- What the exercise asks -
Copy the following listing verbatim, from its first line up to and including the line with "staticText: ? <box>704 397 710 414</box>".

* START Provided data *

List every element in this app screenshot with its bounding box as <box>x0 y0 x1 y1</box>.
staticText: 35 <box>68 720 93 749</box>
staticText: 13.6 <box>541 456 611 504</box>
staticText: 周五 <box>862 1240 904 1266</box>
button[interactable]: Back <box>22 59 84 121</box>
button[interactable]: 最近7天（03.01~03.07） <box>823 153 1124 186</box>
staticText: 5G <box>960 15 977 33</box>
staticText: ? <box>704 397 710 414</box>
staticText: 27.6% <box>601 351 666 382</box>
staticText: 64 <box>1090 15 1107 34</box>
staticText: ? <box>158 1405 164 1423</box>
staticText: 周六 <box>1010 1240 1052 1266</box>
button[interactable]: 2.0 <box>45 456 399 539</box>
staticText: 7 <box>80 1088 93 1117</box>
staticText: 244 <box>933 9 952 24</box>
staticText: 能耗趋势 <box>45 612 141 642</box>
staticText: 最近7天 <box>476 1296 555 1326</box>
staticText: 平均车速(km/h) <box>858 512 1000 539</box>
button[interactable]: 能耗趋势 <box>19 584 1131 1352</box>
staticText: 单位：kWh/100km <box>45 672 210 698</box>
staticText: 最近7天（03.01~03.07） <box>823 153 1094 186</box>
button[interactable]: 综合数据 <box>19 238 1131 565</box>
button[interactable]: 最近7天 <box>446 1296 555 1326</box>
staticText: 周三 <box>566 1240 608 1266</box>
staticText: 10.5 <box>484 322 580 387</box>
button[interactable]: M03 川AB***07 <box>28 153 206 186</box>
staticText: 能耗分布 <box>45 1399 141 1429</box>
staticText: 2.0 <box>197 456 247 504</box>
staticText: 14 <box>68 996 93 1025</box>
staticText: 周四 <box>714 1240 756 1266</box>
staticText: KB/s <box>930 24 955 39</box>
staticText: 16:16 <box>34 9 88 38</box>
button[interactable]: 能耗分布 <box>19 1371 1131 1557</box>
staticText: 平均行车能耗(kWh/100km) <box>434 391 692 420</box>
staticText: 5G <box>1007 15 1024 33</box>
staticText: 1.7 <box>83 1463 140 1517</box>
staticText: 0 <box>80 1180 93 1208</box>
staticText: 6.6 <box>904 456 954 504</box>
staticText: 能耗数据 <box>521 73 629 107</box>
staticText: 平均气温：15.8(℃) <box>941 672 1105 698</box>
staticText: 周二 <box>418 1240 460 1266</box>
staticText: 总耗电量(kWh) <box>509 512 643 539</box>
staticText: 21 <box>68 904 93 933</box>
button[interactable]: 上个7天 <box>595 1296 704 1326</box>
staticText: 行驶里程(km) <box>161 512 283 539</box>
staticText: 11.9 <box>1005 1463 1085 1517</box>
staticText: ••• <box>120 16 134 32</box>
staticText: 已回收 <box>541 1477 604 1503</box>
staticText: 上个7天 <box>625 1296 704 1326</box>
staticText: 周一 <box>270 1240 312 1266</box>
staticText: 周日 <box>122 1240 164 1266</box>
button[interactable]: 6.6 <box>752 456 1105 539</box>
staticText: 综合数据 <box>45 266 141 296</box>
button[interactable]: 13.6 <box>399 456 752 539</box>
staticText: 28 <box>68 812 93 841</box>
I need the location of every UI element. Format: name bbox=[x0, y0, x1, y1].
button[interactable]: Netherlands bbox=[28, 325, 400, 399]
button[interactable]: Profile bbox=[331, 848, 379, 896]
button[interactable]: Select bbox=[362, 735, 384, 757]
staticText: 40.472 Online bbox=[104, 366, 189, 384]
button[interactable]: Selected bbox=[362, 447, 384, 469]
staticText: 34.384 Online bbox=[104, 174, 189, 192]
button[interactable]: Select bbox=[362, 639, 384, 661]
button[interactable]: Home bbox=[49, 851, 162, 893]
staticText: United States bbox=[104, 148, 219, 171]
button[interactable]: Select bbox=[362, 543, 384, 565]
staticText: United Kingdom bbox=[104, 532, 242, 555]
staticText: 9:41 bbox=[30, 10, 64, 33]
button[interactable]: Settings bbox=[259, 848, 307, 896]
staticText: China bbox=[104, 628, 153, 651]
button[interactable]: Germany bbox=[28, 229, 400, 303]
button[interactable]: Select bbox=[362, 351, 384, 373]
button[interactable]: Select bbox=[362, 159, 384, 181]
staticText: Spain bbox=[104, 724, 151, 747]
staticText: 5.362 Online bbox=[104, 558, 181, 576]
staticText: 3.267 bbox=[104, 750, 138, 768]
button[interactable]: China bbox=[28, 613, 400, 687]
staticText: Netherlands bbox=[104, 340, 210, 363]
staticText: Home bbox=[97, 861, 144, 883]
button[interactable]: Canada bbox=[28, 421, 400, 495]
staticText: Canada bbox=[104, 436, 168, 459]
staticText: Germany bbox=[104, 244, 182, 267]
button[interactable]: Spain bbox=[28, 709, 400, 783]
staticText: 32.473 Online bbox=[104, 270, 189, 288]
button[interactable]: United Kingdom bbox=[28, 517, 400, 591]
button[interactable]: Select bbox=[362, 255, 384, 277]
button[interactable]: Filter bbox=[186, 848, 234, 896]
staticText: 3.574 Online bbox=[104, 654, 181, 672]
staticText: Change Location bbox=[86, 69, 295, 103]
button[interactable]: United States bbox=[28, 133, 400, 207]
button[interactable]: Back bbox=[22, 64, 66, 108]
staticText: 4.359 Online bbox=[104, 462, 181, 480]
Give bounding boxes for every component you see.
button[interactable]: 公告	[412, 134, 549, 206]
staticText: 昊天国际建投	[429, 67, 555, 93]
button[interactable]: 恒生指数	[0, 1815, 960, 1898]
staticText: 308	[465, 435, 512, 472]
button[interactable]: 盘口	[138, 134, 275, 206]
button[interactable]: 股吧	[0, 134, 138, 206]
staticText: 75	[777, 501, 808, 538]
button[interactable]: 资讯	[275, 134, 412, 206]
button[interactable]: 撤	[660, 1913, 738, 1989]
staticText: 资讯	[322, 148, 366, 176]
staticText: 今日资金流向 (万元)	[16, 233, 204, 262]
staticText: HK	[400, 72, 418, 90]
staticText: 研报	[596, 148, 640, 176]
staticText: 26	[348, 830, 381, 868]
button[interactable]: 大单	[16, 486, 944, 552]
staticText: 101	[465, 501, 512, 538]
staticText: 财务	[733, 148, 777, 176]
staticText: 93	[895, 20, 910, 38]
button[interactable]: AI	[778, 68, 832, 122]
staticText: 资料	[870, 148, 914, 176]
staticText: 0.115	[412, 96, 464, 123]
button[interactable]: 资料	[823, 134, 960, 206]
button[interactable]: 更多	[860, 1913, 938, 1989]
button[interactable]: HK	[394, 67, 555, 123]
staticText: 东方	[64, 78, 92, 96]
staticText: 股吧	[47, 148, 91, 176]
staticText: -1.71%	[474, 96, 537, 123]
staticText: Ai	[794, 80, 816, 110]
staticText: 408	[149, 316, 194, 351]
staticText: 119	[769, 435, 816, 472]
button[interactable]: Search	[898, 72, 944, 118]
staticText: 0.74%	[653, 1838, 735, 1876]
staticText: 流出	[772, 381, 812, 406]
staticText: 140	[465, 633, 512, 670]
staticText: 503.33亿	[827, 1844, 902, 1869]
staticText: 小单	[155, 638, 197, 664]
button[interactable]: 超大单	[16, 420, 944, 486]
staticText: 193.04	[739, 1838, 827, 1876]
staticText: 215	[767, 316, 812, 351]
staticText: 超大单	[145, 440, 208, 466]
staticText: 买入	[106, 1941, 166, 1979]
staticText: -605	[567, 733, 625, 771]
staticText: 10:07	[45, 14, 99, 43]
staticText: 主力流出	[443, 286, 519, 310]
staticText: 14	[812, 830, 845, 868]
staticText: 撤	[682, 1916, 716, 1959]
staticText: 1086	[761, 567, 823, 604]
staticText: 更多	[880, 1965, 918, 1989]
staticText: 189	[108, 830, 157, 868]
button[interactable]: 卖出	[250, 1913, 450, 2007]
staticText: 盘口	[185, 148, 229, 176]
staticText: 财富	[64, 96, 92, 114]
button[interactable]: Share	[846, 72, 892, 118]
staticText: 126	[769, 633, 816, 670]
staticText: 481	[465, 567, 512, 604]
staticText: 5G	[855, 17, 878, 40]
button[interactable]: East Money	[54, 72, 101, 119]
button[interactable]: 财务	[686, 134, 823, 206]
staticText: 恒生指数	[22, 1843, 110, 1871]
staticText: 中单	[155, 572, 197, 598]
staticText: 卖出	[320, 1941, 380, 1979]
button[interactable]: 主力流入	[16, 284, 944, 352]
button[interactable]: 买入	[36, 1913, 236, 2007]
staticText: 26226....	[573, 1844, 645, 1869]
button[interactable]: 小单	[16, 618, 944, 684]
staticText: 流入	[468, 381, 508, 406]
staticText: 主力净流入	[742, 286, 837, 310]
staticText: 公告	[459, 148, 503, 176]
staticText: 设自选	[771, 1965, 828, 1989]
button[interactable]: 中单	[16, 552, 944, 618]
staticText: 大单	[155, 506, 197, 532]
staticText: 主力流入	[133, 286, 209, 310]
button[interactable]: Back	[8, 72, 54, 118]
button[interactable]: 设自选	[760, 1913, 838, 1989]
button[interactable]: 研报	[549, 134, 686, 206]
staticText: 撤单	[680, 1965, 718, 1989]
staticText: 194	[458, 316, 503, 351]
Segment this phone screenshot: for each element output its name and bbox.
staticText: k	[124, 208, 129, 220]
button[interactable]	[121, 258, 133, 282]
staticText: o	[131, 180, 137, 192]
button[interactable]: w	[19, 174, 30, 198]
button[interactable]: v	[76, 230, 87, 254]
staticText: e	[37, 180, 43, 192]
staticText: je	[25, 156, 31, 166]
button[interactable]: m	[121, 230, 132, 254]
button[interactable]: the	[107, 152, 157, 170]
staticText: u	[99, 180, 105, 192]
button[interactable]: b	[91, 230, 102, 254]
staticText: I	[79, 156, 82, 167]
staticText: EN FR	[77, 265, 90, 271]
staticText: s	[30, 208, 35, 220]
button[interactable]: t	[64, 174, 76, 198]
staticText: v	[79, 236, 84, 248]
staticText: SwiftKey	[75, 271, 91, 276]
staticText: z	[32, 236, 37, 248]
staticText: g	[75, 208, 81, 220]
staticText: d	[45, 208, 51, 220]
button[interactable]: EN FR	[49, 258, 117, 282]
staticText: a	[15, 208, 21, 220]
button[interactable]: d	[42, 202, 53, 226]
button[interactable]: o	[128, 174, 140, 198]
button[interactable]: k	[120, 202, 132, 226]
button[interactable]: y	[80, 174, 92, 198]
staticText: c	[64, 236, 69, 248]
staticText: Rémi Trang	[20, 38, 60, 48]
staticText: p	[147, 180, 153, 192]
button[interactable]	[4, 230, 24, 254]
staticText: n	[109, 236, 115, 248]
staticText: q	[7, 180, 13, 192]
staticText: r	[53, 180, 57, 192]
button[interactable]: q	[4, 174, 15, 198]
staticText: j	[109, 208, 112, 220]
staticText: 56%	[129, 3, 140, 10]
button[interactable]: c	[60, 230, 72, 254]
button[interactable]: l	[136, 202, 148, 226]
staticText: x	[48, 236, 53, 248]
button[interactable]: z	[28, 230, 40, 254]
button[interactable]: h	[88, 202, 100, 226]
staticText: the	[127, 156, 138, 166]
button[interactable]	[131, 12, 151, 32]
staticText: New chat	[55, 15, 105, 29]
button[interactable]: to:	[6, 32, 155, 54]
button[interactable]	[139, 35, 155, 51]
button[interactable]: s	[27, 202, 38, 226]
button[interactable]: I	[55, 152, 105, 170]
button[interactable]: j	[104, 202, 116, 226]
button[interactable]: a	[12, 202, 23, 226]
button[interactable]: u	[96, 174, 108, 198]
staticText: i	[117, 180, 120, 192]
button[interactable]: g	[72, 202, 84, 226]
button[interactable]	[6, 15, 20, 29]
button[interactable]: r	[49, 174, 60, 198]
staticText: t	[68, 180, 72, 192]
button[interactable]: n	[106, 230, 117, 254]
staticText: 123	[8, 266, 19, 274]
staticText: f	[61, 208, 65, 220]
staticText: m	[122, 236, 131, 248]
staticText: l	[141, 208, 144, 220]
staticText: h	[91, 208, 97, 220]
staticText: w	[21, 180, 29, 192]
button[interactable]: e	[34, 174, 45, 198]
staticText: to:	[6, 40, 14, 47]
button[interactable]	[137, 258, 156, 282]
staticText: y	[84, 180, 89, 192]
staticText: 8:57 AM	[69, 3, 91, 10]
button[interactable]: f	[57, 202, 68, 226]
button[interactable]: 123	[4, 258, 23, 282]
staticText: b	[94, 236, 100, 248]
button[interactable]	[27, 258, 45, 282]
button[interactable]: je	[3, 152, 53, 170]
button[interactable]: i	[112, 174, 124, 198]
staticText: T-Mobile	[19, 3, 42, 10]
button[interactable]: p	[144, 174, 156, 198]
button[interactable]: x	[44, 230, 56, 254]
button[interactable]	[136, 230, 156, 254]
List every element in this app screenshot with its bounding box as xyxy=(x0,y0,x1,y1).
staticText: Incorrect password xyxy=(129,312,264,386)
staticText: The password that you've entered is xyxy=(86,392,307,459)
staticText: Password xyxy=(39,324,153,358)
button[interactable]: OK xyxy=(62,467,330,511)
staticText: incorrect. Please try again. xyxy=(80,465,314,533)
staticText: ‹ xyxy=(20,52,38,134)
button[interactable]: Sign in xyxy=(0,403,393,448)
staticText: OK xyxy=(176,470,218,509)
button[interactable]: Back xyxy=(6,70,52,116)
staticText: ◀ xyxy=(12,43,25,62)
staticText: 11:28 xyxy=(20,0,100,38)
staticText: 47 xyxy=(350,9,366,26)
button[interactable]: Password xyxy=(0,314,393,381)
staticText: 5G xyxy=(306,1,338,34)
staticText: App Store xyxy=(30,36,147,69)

* END Provided data *

- Solution below -
List every element in this app screenshot with its bounding box as <box>x0 y0 x1 y1</box>.
staticText: 35 <box>68 720 93 749</box>
staticText: 13.6 <box>541 456 611 504</box>
staticText: 周五 <box>862 1240 904 1266</box>
button[interactable]: Back <box>22 59 84 121</box>
button[interactable]: 最近7天（03.01~03.07） <box>823 153 1124 186</box>
staticText: 5G <box>960 15 977 33</box>
staticText: ? <box>704 397 710 414</box>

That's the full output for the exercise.